RECORDS TO USE –
■ ■ ■ ■ ■ ■ ■
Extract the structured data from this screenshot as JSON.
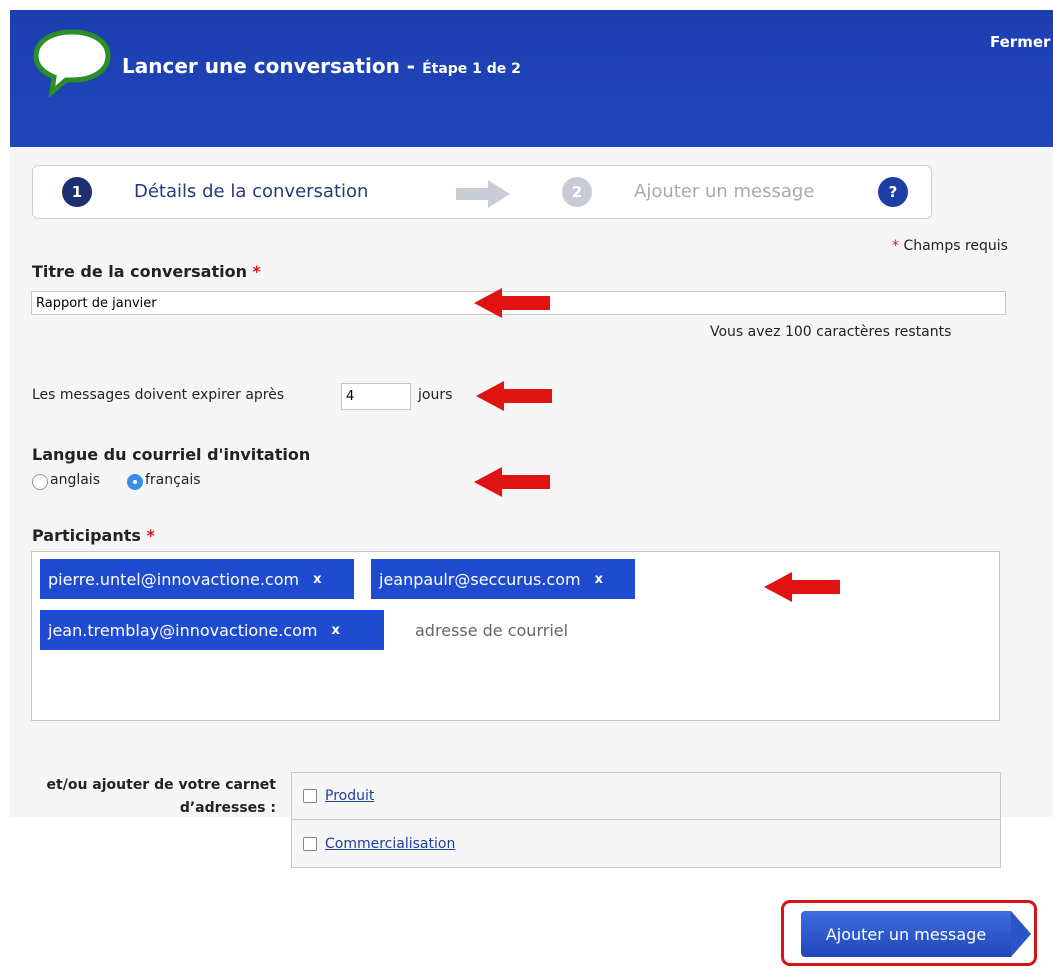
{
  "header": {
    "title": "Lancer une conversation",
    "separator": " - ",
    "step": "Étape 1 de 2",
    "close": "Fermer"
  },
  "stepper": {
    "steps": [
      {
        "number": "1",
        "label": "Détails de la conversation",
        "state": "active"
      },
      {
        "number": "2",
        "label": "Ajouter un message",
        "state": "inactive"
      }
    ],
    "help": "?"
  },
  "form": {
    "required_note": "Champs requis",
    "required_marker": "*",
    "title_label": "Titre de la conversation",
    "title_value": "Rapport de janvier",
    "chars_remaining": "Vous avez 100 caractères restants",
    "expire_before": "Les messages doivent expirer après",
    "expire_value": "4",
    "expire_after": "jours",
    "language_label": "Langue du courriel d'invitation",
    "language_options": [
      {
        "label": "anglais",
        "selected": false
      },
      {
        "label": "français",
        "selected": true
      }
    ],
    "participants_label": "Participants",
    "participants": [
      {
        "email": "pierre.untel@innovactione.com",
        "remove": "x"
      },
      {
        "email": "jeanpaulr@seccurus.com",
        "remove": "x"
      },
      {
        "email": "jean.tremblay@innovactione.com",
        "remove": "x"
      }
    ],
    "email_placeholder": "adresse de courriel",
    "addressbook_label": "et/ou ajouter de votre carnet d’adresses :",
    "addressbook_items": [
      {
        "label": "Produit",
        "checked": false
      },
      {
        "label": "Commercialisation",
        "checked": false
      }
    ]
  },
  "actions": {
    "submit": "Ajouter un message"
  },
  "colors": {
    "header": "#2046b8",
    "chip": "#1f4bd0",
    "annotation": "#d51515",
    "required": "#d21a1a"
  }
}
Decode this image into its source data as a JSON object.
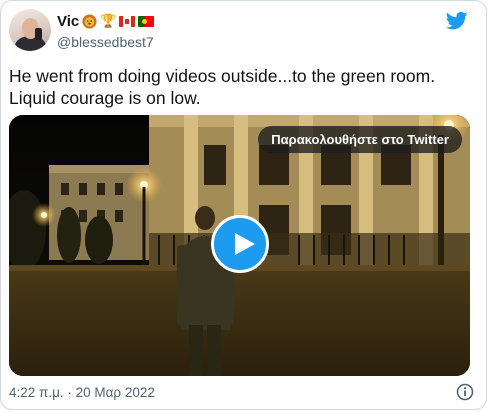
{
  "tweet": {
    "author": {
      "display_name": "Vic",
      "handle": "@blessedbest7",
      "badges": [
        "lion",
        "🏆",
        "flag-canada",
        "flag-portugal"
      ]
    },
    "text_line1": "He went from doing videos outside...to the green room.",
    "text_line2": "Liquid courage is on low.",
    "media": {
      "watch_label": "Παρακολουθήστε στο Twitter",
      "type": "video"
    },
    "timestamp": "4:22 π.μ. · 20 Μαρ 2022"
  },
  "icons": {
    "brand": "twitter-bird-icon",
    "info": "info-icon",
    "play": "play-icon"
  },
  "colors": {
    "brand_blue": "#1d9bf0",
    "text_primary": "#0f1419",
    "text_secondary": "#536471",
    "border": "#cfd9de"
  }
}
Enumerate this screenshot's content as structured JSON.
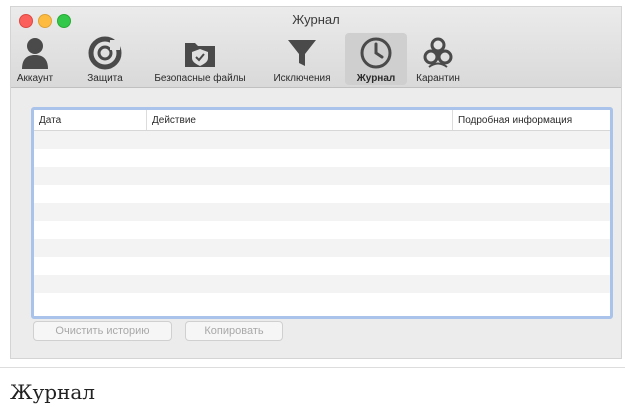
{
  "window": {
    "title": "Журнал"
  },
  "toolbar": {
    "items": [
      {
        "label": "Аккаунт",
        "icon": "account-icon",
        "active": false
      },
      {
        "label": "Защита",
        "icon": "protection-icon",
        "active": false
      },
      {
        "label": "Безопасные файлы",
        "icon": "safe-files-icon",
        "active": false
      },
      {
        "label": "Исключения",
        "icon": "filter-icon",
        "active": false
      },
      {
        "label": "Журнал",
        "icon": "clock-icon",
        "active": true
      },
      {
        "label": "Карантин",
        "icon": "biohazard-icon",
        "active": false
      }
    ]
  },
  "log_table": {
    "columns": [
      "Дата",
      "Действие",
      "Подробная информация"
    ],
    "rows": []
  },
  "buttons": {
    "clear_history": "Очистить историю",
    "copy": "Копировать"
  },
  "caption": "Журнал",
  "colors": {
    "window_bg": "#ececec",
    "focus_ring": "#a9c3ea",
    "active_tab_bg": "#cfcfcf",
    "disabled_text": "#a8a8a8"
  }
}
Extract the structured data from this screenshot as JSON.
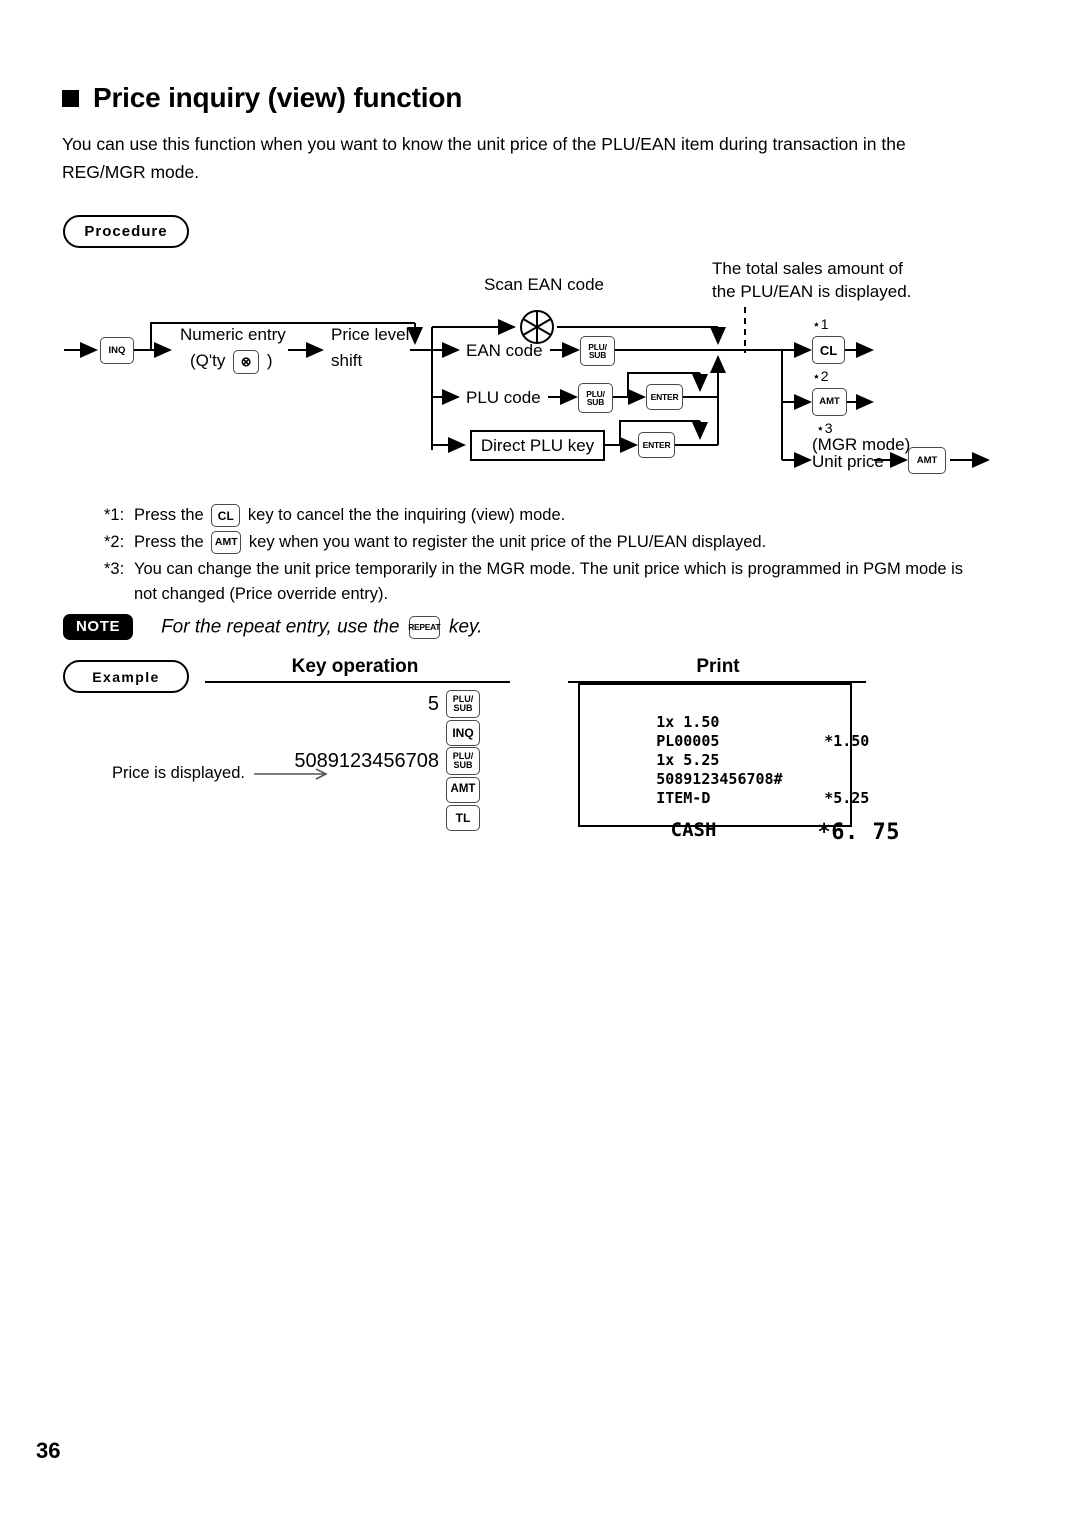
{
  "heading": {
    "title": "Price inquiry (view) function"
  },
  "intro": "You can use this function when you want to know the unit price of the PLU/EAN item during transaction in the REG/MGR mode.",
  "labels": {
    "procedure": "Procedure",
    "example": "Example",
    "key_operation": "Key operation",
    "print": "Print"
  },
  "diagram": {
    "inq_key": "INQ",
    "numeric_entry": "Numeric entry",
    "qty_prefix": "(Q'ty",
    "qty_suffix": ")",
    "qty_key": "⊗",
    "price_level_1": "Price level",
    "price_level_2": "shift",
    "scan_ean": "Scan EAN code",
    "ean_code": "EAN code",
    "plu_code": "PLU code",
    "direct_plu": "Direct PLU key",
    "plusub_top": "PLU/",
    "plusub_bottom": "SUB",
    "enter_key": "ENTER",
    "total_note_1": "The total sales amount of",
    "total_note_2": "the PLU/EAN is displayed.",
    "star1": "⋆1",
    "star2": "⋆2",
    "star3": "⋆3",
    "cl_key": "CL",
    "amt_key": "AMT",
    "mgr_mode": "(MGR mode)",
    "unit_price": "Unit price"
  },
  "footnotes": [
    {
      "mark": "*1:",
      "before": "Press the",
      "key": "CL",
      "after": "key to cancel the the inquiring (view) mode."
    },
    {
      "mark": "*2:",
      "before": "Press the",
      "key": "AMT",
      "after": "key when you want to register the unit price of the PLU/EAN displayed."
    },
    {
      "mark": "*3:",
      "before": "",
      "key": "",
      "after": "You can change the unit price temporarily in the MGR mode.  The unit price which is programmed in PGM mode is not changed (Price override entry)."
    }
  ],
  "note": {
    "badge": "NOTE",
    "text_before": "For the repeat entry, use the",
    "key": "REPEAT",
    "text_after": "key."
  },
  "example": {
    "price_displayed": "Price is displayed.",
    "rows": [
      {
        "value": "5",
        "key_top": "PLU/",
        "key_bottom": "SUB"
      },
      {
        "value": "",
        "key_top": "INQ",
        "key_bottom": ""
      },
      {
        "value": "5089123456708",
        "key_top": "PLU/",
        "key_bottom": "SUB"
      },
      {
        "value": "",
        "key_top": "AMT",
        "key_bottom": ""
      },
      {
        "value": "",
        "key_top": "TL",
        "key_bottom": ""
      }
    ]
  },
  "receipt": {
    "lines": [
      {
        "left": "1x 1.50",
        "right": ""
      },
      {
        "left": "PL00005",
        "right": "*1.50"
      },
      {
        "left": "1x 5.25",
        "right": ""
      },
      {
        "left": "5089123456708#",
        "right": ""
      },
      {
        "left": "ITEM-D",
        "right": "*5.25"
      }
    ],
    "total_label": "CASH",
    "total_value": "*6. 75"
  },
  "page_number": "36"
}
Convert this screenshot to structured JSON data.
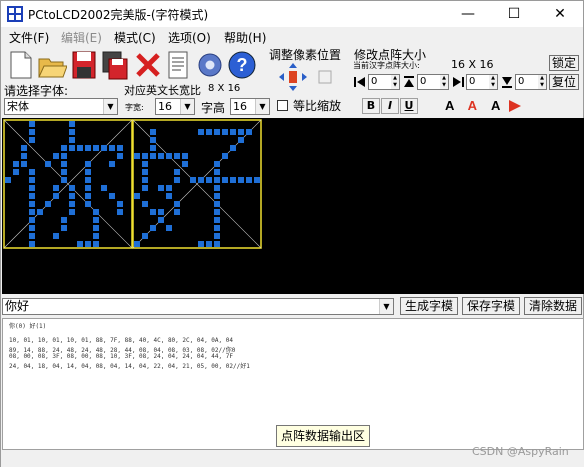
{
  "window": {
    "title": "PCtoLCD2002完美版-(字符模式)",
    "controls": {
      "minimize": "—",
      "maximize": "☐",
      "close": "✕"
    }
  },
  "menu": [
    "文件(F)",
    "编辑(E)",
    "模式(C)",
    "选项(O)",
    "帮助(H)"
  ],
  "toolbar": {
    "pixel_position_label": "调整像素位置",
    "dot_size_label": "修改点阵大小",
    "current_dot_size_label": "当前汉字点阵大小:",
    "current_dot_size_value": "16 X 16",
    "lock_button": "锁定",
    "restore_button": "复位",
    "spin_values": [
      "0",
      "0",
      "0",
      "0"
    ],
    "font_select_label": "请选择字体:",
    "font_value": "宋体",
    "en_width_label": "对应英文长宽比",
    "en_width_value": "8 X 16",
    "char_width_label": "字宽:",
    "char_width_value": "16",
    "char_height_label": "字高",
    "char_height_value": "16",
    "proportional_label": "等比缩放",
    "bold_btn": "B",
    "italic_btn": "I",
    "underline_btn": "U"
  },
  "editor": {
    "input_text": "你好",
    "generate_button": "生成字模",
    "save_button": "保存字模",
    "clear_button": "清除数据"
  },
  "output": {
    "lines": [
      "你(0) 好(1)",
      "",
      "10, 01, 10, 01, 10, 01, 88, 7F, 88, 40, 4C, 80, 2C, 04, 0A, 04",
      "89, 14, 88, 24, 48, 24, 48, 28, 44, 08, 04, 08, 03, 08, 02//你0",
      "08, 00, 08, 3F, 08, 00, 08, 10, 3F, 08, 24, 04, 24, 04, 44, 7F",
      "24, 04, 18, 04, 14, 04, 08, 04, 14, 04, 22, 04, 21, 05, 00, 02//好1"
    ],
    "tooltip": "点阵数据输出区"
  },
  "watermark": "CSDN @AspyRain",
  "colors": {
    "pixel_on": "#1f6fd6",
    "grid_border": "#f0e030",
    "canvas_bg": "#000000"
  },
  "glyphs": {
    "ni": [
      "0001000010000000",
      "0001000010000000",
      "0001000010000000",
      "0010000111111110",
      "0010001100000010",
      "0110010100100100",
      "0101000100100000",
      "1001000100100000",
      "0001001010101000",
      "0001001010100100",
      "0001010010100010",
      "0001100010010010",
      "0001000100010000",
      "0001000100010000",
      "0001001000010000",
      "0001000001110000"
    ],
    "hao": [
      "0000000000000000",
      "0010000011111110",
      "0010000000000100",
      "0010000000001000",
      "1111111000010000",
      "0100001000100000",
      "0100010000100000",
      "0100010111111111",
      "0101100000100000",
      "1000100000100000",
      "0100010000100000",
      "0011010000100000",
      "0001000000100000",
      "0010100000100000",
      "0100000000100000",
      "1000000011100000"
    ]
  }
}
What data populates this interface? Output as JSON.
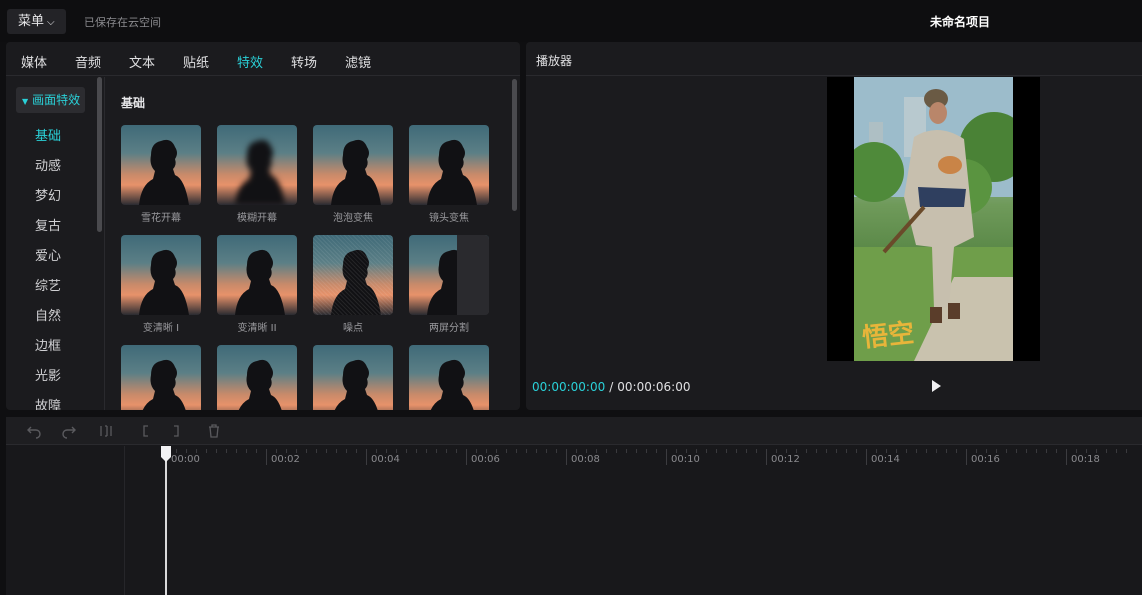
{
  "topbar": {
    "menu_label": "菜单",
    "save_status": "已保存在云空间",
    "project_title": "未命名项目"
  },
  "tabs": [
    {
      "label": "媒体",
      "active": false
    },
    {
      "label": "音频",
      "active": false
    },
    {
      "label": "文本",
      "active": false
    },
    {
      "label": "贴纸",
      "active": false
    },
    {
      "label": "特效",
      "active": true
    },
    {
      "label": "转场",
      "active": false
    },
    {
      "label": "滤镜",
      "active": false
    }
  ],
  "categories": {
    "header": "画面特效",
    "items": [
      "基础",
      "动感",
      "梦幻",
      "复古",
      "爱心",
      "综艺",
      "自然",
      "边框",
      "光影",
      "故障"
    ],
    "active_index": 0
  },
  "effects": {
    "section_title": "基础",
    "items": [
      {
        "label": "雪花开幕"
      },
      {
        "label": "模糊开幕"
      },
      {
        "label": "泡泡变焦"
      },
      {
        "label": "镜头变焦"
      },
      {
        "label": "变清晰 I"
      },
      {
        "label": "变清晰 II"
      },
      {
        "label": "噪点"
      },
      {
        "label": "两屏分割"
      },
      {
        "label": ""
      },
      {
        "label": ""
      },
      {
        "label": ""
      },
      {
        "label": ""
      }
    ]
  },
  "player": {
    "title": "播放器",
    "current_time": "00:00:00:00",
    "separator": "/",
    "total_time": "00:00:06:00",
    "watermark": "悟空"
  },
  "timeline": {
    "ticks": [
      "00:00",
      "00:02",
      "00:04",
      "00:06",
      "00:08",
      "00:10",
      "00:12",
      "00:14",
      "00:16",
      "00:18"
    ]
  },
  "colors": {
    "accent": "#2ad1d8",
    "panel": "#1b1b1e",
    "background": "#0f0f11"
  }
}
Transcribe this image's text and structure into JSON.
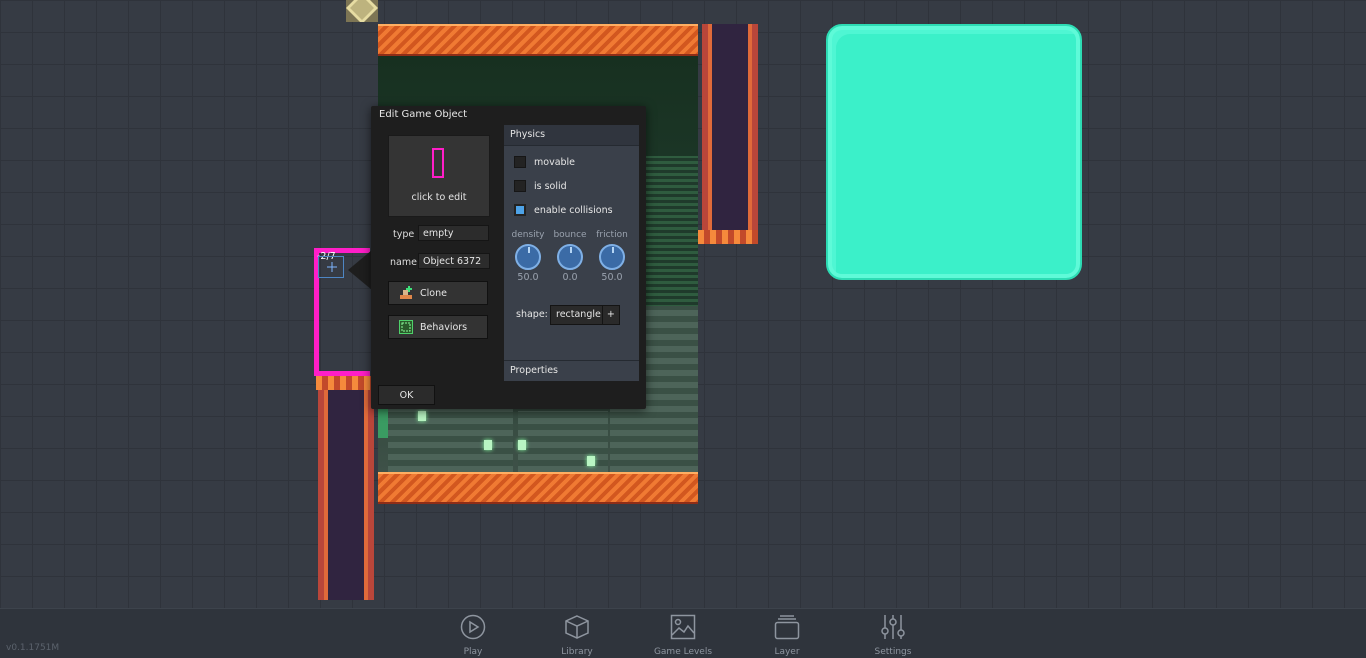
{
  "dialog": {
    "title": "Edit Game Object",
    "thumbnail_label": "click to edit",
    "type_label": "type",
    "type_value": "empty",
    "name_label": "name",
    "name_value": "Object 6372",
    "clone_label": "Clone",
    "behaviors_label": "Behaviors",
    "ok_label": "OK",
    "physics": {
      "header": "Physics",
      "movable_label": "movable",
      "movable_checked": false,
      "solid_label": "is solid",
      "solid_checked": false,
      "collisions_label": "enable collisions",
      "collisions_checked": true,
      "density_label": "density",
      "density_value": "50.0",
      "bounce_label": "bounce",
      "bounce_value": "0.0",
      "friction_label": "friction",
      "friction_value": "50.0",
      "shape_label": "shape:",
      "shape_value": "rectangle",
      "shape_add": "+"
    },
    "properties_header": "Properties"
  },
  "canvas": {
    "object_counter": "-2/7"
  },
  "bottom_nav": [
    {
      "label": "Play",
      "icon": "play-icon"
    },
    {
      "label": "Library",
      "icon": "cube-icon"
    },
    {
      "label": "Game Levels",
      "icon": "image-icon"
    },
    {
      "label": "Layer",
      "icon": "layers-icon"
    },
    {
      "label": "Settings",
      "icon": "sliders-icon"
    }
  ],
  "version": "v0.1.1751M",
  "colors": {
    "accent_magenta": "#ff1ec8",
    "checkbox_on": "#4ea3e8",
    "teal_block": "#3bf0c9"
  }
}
■ ■ ■ ■ ■ ■ ■
GOAL – Pull every line containing the word "mode" out of the entries above.

CORRECT ANSWER –
  "intro": "You can use this function when you want to know the unit price of the PLU/EAN item during transaction in the REG/MGR mode.",
    "mgr_mode": "(MGR mode)",
      "after": "key to cancel the the inquiring (view) mode."
      "after": "You can change the unit price temporarily in the MGR mode.  The unit price which is programmed in PGM mode is not changed (Price override entry)."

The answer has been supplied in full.